-- Supplied records --
## Begin

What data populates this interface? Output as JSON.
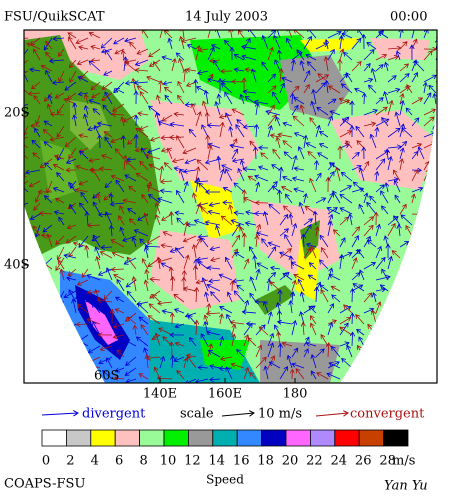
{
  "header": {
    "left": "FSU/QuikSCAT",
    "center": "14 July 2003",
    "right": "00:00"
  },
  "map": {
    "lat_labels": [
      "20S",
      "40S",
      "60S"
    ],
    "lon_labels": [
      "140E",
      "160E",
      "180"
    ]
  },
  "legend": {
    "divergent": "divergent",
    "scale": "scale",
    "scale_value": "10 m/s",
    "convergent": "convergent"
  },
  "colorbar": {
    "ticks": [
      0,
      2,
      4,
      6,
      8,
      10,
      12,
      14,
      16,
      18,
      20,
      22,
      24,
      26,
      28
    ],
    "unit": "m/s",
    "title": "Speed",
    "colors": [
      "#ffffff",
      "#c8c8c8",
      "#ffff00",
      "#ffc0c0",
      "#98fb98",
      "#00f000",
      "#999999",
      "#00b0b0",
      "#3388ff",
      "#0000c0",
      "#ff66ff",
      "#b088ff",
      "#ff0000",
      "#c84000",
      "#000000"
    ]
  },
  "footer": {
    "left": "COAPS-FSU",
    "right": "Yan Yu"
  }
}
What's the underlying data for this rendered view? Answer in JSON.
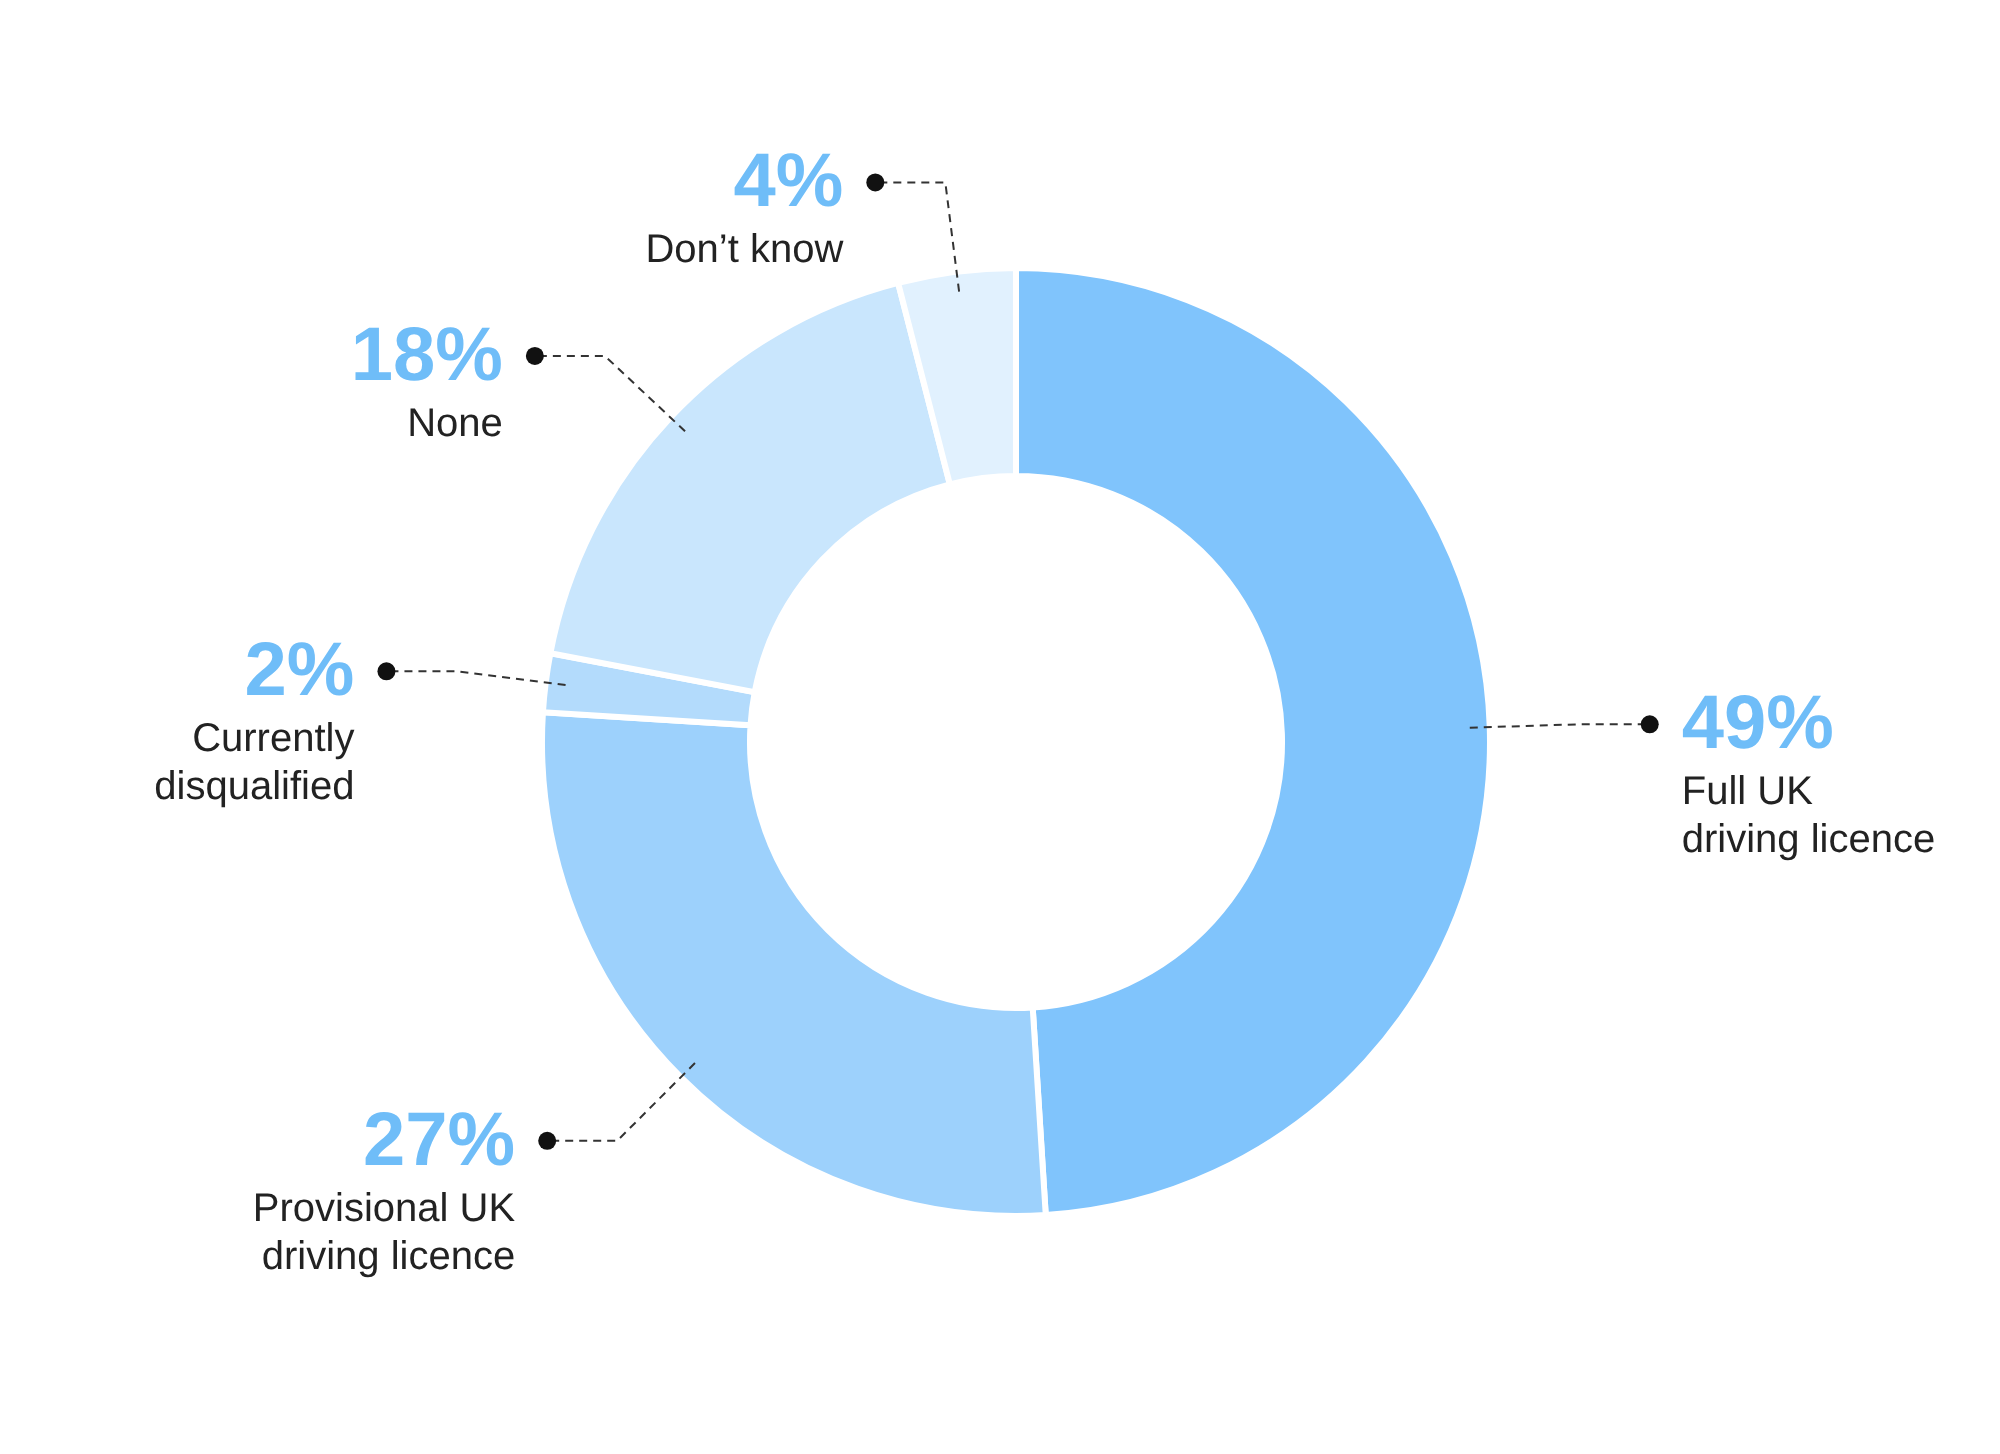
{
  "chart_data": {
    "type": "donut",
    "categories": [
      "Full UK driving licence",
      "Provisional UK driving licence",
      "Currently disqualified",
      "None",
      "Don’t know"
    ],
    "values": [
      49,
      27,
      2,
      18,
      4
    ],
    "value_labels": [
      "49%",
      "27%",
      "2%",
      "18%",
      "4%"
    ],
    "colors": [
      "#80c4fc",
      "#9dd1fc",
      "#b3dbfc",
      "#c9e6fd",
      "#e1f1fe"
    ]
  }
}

## End

-- Directive --
Return the records exactly. Don't carry the pictures over.

-- Response to the task --
What data populates this interface? Output as JSON.
{
  "header": {
    "left": "FSU/QuikSCAT",
    "center": "14 July 2003",
    "right": "00:00"
  },
  "map": {
    "lat_labels": [
      "20S",
      "40S",
      "60S"
    ],
    "lon_labels": [
      "140E",
      "160E",
      "180"
    ]
  },
  "legend": {
    "divergent": "divergent",
    "scale": "scale",
    "scale_value": "10 m/s",
    "convergent": "convergent"
  },
  "colorbar": {
    "ticks": [
      0,
      2,
      4,
      6,
      8,
      10,
      12,
      14,
      16,
      18,
      20,
      22,
      24,
      26,
      28
    ],
    "unit": "m/s",
    "title": "Speed",
    "colors": [
      "#ffffff",
      "#c8c8c8",
      "#ffff00",
      "#ffc0c0",
      "#98fb98",
      "#00f000",
      "#999999",
      "#00b0b0",
      "#3388ff",
      "#0000c0",
      "#ff66ff",
      "#b088ff",
      "#ff0000",
      "#c84000",
      "#000000"
    ]
  },
  "footer": {
    "left": "COAPS-FSU",
    "right": "Yan Yu"
  }
}
What's the underlying data for this rendered view? Answer in JSON.
{
  "chart_data": {
    "type": "donut",
    "categories": [
      "Full UK driving licence",
      "Provisional UK driving licence",
      "Currently disqualified",
      "None",
      "Don’t know"
    ],
    "values": [
      49,
      27,
      2,
      18,
      4
    ],
    "value_labels": [
      "49%",
      "27%",
      "2%",
      "18%",
      "4%"
    ],
    "colors": [
      "#80c4fc",
      "#9dd1fc",
      "#b3dbfc",
      "#c9e6fd",
      "#e1f1fe"
    ]
  }
}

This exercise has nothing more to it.